(Tujuan Tugas):
1/ Menurut teks halaman, di mana Mahkamah Pidana Internasional berkedudukan?
2/ Tukar "radio-c" dengan "tombol-c" dalam entri, mulai dari awal entri sampai baris yang memuat "label-c: C <box>687 1125 699 1141</box>", lalu tuliskan kembali baris-baris itu tanpa perubahan lain.

(Teks Halaman):
#####

Sama halnya dengan Rancangan Undang-Undang (RUU) KUHAP (Kitab Undang-Undang Hukum Acara
Pidana) yang sampai tulisan ini dibuat adalah masih dalam proses pembahasan di
DPR. Rancangan UU ini belumlah
memberikan kontribusi untuk perlindungan saksi dan korban, terutama bagi
kelompok rentan. Sebut saja terhadap
perlindungan hak-hak anak, ketika anak tersebut sedang menjalani proses hukum.
Selain itu, dalam hal manajemen peradilan dibutuhkan keterbukaan informasi
secara efektif yang berkaitan dengan akses saksi dan korban atas
dokumen-dokumen dan proses persidangan. Dalam hal ini, RUU KUHAP juga belum
memperhatikan hak saksi dan korban untuk memperoleh akses informasi berkaitan
dengan proses perkaranya.
Padahal di dalam peradilan internasional hak-hak para saksi
dan korban sudah mulai diakui dan diakomodasi.
Sebutlah dalam ICC (International Criminal Court) alias Mahkamah Pidana
Internasional yang berkedudukan di Den Haag.
Dimana dibuka peluang untuk korban untuk dapat berpartisipasi dalam
proses persidangan. Korban tidak
diperlakukan sebagai obyek yang pasif dari suatu perlindungan ataupun sebagai
pelengkap proses penuntutan. Pentingnya
partisipasi saksi tertuang di dalam pasal 68 ayat (3) Statuta Roma, dimana
Mahkamah mengijinkan pandangan dan perhatian para korban untuk dikemukakan dan
dipertimbangkan pada tahap-tahap proses persidangan yang ditetapkan oleh
Mahkamah dengan cara yang tidak merugikan atau tidak konsisten dengan hak-hak
tertuduh dan persidangan yang adil dan tidak memihak.
Hak-Hak Korban dan Tersangka dalam Proses Acara Pidana
Hak-Hak Korban tidak diatur secara jelas dalam Kitab
Undang-Undang Hukum Acara Pidana (KUHAP).

#####

(Data yang Diberikan):
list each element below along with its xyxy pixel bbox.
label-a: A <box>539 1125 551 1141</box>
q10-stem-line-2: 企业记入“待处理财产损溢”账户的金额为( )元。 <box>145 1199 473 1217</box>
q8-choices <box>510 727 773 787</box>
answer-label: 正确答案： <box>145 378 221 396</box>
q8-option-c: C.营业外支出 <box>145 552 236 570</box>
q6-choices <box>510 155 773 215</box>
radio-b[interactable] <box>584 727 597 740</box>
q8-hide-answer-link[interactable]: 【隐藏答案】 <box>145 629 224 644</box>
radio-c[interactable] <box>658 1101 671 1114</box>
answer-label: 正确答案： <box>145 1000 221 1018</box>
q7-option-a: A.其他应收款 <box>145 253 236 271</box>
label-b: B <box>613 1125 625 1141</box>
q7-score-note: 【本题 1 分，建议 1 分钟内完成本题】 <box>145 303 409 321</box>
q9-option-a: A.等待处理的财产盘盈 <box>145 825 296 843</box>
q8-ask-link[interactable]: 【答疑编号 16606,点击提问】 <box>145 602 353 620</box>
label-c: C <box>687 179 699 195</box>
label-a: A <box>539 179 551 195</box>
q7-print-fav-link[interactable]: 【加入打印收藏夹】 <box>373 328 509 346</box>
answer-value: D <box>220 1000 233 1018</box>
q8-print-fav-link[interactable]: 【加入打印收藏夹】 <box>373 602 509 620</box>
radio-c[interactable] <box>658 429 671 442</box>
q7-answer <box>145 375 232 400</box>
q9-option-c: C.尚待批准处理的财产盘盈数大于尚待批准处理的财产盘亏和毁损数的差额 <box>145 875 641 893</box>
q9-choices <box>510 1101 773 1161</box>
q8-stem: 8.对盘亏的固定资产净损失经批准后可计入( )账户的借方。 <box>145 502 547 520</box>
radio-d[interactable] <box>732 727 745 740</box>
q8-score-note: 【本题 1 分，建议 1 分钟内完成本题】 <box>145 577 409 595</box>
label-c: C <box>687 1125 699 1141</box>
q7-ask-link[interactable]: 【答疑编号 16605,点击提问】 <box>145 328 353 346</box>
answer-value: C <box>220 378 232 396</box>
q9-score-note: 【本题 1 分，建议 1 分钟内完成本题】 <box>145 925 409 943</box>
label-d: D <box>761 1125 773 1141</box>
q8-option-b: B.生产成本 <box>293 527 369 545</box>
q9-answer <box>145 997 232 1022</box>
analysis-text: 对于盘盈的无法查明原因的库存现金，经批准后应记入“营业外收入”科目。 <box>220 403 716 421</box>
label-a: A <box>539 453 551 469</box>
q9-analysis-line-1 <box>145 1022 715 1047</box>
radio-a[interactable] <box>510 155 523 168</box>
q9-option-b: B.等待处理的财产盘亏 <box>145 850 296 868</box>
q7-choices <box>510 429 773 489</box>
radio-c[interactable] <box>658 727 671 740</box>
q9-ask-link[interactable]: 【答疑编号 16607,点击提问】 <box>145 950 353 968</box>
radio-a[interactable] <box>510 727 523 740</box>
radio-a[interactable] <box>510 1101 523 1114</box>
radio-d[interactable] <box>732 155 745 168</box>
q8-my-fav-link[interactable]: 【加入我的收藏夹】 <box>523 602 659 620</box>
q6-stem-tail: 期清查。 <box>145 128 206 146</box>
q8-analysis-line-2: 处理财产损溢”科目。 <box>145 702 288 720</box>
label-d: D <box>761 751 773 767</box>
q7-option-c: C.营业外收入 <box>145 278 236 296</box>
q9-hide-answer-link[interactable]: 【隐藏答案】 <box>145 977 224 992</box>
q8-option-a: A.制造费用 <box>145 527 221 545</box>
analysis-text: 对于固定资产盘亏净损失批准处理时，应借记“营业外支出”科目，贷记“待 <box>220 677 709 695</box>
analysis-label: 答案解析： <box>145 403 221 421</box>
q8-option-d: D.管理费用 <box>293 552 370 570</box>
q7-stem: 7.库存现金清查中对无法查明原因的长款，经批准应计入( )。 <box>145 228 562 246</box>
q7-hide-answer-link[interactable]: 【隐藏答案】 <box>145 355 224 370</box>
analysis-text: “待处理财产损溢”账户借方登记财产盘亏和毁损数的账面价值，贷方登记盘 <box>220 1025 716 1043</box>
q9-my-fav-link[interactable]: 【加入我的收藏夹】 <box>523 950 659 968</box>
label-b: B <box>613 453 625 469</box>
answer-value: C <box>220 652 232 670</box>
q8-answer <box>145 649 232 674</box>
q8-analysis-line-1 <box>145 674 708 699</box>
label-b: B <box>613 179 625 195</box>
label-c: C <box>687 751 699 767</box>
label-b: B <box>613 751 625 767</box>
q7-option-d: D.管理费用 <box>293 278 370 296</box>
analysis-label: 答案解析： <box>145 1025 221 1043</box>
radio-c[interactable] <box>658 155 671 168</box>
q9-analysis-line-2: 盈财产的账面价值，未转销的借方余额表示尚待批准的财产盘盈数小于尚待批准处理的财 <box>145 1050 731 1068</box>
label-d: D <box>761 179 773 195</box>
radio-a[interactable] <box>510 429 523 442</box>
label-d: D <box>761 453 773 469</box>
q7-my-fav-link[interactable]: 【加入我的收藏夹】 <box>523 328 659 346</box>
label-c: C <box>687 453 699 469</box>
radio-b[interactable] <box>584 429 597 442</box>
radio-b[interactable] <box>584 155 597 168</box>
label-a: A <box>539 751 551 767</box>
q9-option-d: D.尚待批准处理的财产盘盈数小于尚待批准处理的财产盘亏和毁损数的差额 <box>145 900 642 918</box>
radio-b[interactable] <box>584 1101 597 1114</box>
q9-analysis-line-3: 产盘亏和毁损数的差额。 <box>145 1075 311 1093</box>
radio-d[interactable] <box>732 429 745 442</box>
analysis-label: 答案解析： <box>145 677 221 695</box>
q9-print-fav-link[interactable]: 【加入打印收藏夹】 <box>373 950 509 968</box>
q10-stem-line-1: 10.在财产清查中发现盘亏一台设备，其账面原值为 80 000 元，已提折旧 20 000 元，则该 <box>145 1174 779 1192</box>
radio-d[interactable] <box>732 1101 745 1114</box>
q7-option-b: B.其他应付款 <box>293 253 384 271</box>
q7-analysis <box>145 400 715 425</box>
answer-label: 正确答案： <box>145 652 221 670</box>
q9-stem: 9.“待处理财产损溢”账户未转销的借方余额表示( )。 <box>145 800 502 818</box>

#####

(Daftar Jawaban):
1/ Di Den Haag.

2/
list each element below along with its xyxy pixel bbox.
label-a: A <box>539 1125 551 1141</box>
q10-stem-line-2: 企业记入“待处理财产损溢”账户的金额为( )元。 <box>145 1199 473 1217</box>
q8-choices <box>510 727 773 787</box>
answer-label: 正确答案： <box>145 378 221 396</box>
q8-option-c: C.营业外支出 <box>145 552 236 570</box>
q6-choices <box>510 155 773 215</box>
radio-b[interactable] <box>584 727 597 740</box>
q8-hide-answer-link[interactable]: 【隐藏答案】 <box>145 629 224 644</box>
tombol-c[interactable] <box>658 1101 671 1114</box>
answer-label: 正确答案： <box>145 1000 221 1018</box>
q7-option-a: A.其他应收款 <box>145 253 236 271</box>
label-b: B <box>613 1125 625 1141</box>
q7-score-note: 【本题 1 分，建议 1 分钟内完成本题】 <box>145 303 409 321</box>
q9-option-a: A.等待处理的财产盘盈 <box>145 825 296 843</box>
q8-ask-link[interactable]: 【答疑编号 16606,点击提问】 <box>145 602 353 620</box>
label-c: C <box>687 179 699 195</box>
label-a: A <box>539 179 551 195</box>
q7-print-fav-link[interactable]: 【加入打印收藏夹】 <box>373 328 509 346</box>
answer-value: D <box>220 1000 233 1018</box>
q8-print-fav-link[interactable]: 【加入打印收藏夹】 <box>373 602 509 620</box>
tombol-c[interactable] <box>658 429 671 442</box>
q7-answer <box>145 375 232 400</box>
q9-option-c: C.尚待批准处理的财产盘盈数大于尚待批准处理的财产盘亏和毁损数的差额 <box>145 875 641 893</box>
q9-choices <box>510 1101 773 1161</box>
q8-stem: 8.对盘亏的固定资产净损失经批准后可计入( )账户的借方。 <box>145 502 547 520</box>
radio-d[interactable] <box>732 727 745 740</box>
q8-score-note: 【本题 1 分，建议 1 分钟内完成本题】 <box>145 577 409 595</box>
label-c: C <box>687 1125 699 1141</box>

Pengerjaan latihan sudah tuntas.